[Description of the task] Every line of the data must be copied exactly.

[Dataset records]
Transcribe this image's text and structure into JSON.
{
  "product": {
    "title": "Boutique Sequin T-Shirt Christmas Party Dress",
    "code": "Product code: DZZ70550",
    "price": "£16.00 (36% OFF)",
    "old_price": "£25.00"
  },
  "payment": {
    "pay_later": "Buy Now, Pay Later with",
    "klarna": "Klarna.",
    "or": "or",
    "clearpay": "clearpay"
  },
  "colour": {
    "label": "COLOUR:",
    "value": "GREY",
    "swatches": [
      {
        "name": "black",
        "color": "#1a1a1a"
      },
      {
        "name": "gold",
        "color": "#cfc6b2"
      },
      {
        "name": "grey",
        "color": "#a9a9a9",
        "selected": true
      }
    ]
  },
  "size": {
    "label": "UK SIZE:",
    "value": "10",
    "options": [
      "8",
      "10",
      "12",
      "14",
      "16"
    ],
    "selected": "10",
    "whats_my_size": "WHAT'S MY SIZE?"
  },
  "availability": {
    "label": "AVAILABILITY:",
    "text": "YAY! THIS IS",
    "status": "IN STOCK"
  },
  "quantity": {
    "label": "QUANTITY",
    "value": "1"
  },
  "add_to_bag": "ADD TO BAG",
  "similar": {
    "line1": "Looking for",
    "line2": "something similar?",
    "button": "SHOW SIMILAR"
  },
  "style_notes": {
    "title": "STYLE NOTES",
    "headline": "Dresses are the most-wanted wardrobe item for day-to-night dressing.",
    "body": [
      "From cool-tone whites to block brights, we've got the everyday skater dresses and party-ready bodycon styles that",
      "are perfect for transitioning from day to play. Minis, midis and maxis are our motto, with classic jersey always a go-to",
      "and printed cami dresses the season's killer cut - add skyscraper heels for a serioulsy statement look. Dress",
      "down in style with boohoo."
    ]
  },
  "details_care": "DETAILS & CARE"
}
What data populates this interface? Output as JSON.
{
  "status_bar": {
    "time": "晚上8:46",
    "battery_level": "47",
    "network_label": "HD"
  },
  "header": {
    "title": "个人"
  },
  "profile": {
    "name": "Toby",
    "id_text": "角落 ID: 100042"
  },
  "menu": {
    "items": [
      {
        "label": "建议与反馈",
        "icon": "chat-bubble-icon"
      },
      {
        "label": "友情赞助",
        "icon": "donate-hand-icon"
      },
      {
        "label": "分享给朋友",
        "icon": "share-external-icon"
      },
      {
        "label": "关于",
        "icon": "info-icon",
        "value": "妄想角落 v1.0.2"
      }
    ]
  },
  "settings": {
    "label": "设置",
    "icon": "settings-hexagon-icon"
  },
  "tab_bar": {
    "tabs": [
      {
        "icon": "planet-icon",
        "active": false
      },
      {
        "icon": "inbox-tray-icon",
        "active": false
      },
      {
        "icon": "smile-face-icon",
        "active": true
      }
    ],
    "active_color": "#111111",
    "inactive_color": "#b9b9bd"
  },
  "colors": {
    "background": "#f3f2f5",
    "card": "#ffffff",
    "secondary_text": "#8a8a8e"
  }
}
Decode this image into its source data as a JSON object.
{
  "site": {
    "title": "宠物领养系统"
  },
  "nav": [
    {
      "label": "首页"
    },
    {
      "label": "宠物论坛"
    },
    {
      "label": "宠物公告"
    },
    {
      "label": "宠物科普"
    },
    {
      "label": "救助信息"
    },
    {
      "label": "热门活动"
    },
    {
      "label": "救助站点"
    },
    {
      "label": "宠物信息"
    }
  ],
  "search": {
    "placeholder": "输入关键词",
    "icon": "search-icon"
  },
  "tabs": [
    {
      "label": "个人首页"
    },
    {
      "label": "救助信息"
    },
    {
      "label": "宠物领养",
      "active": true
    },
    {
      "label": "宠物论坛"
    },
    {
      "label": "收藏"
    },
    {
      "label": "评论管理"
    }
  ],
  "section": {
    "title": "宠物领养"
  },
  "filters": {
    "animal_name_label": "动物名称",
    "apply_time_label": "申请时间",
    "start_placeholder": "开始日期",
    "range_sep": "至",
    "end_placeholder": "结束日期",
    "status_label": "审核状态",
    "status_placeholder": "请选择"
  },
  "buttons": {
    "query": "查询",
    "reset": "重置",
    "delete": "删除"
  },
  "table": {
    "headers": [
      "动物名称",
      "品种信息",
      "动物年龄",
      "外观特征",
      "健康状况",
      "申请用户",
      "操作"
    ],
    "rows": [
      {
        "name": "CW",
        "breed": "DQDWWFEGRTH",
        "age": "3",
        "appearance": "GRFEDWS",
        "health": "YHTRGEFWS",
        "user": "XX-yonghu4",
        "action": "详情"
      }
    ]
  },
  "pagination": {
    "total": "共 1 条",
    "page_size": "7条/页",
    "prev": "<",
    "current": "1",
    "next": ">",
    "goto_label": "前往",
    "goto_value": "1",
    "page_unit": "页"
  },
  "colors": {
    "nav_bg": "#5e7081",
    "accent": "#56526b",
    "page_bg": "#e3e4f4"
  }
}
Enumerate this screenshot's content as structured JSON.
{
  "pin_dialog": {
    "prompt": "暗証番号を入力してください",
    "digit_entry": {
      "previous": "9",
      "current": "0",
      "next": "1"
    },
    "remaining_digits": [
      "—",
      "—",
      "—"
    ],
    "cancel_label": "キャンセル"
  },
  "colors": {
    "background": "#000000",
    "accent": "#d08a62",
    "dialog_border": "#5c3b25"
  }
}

[Output below]
Transcribe this image's text and structure into JSON.
{
  "product": {
    "title": "Boutique Sequin T-Shirt Christmas Party Dress",
    "code": "Product code: DZZ70550",
    "price": "£16.00 (36% OFF)",
    "old_price": "£25.00"
  },
  "payment": {
    "pay_later": "Buy Now, Pay Later with",
    "klarna": "Klarna.",
    "or": "or",
    "clearpay": "clearpay"
  },
  "colour": {
    "label": "COLOUR:",
    "value": "GREY",
    "swatches": [
      {
        "name": "black",
        "color": "#1a1a1a"
      },
      {
        "name": "gold",
        "color": "#cfc6b2"
      },
      {
        "name": "grey",
        "color": "#a9a9a9",
        "selected": true
      }
    ]
  },
  "size": {
    "label": "UK SIZE:",
    "value": "10",
    "options": [
      "8",
      "10",
      "12",
      "14",
      "16"
    ],
    "selected": "10",
    "whats_my_size": "WHAT'S MY SIZE?"
  },
  "availability": {
    "label": "AVAILABILITY:",
    "text": "YAY! THIS IS",
    "status": "IN STOCK"
  },
  "quantity": {
    "label": "QUANTITY",
    "value": "1"
  },
  "add_to_bag": "ADD TO BAG",
  "similar": {
    "line1": "Looking for",
    "line2": "something similar?",
    "button": "SHOW SIMILAR"
  },
  "style_notes": {
    "title": "STYLE NOTES",
    "headline": "Dresses are the most-wanted wardrobe item for day-to-night dressing.",
    "body": [
      "From cool-tone whites to block brights, we've got the everyday skater dresses and party-ready bodycon styles that",
      "are perfect for transitioning from day to play. Minis, midis and maxis are our motto, with classic jersey always a go-to",
      "and printed cami dresses the season's killer cut - add skyscraper heels for a serioulsy statement look. Dress",
      "down in style with boohoo."
    ]
  },
  "details_care": "DETAILS & CARE"
}
What data populates this interface? Output as JSON.
{
  "status_bar": {
    "time": "晚上8:46",
    "battery_level": "47",
    "network_label": "HD"
  },
  "header": {
    "title": "个人"
  },
  "profile": {
    "name": "Toby",
    "id_text": "角落 ID: 100042"
  },
  "menu": {
    "items": [
      {
        "label": "建议与反馈",
        "icon": "chat-bubble-icon"
      },
      {
        "label": "友情赞助",
        "icon": "donate-hand-icon"
      },
      {
        "label": "分享给朋友",
        "icon": "share-external-icon"
      },
      {
        "label": "关于",
        "icon": "info-icon",
        "value": "妄想角落 v1.0.2"
      }
    ]
  },
  "settings": {
    "label": "设置",
    "icon": "settings-hexagon-icon"
  },
  "tab_bar": {
    "tabs": [
      {
        "icon": "planet-icon",
        "active": false
      },
      {
        "icon": "inbox-tray-icon",
        "active": false
      },
      {
        "icon": "smile-face-icon",
        "active": true
      }
    ],
    "active_color": "#111111",
    "inactive_color": "#b9b9bd"
  },
  "colors": {
    "background": "#f3f2f5",
    "card": "#ffffff",
    "secondary_text": "#8a8a8e"
  }
}
Decode this image into its source data as a JSON object.
{
  "site": {
    "title": "宠物领养系统"
  },
  "nav": [
    {
      "label": "首页"
    },
    {
      "label": "宠物论坛"
    },
    {
      "label": "宠物公告"
    },
    {
      "label": "宠物科普"
    },
    {
      "label": "救助信息"
    },
    {
      "label": "热门活动"
    },
    {
      "label": "救助站点"
    },
    {
      "label": "宠物信息"
    }
  ],
  "search": {
    "placeholder": "输入关键词",
    "icon": "search-icon"
  },
  "tabs": [
    {
      "label": "个人首页"
    },
    {
      "label": "救助信息"
    },
    {
      "label": "宠物领养",
      "active": true
    },
    {
      "label": "宠物论坛"
    },
    {
      "label": "收藏"
    },
    {
      "label": "评论管理"
    }
  ],
  "section": {
    "title": "宠物领养"
  },
  "filters": {
    "animal_name_label": "动物名称",
    "apply_time_label": "申请时间",
    "start_placeholder": "开始日期",
    "range_sep": "至",
    "end_placeholder": "结束日期",
    "status_label": "审核状态",
    "status_placeholder": "请选择"
  },
  "buttons": {
    "query": "查询",
    "reset": "重置",
    "delete": "删除"
  },
  "table": {
    "headers": [
      "动物名称",
      "品种信息",
      "动物年龄",
      "外观特征",
      "健康状况",
      "申请用户",
      "操作"
    ],
    "rows": [
      {
        "name": "CW",
        "breed": "DQDWWFEGRTH",
        "age": "3",
        "appearance": "GRFEDWS",
        "health": "YHTRGEFWS",
        "user": "XX-yonghu4",
        "action": "详情"
      }
    ]
  },
  "pagination": {
    "total": "共 1 条",
    "page_size": "7条/页",
    "prev": "<",
    "current": "1",
    "next": ">",
    "goto_label": "前往",
    "goto_value": "1",
    "page_unit": "页"
  },
  "colors": {
    "nav_bg": "#5e7081",
    "accent": "#56526b",
    "page_bg": "#e3e4f4"
  }
}
Enumerate this screenshot's content as structured JSON.
{
  "pin_dialog": {
    "prompt": "暗証番号を入力してください",
    "digit_entry": {
      "previous": "9",
      "current": "0",
      "next": "1"
    },
    "remaining_digits": [
      "—",
      "—",
      "—"
    ],
    "cancel_label": "キャンセル"
  },
  "colors": {
    "background": "#000000",
    "accent": "#d08a62",
    "dialog_border": "#5c3b25"
  }
}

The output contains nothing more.